Set task
Copy, in full, each line of the material that holds the word "mail".

(Saved data entries)
- - -

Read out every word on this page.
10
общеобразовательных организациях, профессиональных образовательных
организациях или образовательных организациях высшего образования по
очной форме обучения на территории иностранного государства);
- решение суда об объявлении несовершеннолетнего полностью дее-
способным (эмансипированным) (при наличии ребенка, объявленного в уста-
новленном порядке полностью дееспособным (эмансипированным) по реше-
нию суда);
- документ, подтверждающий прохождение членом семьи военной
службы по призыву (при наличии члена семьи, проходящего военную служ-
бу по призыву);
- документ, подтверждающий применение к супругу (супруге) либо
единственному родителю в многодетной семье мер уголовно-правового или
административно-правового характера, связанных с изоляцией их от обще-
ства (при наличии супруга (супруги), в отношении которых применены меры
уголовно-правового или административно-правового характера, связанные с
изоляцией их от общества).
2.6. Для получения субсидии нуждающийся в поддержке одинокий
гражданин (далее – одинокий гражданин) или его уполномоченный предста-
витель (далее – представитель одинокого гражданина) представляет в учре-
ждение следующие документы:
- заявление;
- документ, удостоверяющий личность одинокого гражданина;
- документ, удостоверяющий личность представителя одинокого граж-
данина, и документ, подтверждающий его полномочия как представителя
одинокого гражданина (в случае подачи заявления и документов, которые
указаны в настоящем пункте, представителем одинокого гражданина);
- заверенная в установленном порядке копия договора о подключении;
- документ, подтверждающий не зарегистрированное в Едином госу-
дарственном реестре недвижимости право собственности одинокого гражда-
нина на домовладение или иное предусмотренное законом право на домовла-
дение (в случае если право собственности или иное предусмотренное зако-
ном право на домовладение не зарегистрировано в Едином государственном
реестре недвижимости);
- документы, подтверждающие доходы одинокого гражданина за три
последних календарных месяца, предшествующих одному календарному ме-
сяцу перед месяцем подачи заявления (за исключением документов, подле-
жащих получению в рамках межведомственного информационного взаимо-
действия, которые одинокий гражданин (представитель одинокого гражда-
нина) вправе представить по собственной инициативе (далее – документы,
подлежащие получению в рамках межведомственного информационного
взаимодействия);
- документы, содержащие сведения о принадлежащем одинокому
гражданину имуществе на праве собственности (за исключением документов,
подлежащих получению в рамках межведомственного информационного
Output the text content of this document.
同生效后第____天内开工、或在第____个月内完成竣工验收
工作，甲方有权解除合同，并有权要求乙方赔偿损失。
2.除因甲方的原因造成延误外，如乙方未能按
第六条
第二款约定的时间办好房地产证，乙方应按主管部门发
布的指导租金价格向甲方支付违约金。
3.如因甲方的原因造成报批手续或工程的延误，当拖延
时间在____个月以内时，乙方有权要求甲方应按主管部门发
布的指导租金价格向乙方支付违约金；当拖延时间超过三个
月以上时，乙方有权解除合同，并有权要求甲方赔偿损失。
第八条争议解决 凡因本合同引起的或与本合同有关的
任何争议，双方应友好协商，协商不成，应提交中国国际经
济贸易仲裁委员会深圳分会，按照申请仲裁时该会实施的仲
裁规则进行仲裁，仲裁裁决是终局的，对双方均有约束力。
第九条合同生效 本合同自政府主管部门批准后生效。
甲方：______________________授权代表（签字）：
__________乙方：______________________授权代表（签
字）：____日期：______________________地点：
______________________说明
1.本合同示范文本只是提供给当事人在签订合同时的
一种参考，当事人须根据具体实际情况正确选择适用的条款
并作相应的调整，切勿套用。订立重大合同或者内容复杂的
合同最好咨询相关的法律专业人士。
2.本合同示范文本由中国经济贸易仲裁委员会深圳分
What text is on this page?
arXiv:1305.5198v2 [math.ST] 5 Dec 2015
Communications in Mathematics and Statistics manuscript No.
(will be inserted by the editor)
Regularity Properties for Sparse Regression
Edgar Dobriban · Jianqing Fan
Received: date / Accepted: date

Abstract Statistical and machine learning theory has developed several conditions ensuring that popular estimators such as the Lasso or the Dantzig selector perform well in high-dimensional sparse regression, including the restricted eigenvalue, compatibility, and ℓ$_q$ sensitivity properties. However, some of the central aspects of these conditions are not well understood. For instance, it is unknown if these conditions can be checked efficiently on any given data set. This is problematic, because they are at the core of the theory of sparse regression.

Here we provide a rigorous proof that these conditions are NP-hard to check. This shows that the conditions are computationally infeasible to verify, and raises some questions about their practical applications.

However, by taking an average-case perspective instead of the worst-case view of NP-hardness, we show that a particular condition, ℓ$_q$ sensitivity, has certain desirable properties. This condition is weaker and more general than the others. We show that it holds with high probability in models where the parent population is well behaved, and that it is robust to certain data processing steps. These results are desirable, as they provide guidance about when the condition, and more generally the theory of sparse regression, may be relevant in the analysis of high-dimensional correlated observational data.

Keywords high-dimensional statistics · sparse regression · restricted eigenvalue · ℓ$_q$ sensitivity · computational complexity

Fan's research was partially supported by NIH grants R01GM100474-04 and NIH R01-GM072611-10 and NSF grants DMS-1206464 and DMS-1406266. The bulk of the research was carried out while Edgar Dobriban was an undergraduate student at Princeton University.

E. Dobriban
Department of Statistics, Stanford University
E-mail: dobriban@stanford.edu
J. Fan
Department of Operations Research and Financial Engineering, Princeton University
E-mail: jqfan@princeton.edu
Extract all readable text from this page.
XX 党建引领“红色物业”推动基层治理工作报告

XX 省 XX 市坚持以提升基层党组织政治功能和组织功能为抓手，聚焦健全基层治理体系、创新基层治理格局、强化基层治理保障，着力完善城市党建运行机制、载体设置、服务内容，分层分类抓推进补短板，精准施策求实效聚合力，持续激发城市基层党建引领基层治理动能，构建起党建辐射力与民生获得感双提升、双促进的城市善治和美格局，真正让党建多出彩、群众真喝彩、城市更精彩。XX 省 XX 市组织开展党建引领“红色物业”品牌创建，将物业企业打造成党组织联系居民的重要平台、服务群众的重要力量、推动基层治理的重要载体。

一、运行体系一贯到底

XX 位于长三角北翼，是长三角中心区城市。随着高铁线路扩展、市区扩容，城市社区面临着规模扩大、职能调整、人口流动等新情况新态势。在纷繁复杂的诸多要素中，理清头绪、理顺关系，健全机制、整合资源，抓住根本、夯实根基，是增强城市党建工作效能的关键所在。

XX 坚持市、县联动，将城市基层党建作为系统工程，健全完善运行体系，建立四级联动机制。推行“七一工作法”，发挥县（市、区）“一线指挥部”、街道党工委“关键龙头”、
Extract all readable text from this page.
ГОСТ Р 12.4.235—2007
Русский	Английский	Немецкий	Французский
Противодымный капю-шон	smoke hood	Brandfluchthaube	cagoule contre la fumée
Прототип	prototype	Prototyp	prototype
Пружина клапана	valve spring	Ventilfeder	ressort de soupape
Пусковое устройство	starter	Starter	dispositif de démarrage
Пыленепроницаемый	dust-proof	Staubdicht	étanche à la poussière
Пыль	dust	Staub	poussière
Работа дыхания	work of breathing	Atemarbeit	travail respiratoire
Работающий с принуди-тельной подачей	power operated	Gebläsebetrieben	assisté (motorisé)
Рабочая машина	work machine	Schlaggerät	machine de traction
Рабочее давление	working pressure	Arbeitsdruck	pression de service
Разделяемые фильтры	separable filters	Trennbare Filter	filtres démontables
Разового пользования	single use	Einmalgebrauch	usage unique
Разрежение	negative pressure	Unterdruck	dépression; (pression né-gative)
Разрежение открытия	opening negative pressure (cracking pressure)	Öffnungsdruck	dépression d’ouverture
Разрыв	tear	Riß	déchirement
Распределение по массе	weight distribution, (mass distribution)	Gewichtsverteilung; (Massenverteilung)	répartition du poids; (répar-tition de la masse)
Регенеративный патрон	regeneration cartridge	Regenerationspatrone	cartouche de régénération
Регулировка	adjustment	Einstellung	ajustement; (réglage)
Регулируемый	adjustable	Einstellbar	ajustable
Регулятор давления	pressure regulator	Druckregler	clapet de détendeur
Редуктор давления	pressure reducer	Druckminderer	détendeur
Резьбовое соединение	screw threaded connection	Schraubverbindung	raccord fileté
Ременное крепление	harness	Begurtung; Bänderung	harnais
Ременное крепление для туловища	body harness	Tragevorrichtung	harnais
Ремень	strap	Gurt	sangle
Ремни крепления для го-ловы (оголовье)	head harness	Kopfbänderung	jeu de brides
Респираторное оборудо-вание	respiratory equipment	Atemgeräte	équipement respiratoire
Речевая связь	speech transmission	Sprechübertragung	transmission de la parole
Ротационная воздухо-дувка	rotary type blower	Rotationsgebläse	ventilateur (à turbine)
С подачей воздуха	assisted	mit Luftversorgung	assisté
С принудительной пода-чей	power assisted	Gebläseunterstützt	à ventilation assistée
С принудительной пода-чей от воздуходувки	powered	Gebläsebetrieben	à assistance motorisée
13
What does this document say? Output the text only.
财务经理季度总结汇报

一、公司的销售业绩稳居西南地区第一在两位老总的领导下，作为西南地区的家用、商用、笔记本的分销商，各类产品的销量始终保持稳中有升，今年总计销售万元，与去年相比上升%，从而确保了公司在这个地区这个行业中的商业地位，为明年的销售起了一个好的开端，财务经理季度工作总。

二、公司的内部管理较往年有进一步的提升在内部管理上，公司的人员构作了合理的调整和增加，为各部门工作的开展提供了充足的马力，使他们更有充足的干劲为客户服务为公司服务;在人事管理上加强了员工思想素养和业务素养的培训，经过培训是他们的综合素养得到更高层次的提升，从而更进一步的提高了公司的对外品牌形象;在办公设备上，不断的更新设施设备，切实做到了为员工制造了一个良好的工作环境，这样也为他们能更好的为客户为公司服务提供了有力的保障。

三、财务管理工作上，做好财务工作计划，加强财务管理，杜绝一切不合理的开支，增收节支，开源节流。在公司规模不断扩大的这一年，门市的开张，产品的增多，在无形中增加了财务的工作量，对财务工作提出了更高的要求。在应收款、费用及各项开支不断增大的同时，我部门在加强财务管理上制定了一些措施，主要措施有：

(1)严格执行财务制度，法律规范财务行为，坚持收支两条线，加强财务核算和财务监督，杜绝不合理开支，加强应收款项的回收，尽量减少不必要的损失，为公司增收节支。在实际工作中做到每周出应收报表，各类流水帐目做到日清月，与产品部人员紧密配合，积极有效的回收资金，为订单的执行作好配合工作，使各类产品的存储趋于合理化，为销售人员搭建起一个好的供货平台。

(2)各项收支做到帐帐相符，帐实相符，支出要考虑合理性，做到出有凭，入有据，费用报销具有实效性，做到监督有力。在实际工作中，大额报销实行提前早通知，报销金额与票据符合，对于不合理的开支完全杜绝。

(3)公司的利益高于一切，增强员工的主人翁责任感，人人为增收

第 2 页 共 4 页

- - -

Result for this task
E-mail: dobriban@stanford.edu
E-mail: jqfan@princeton.edu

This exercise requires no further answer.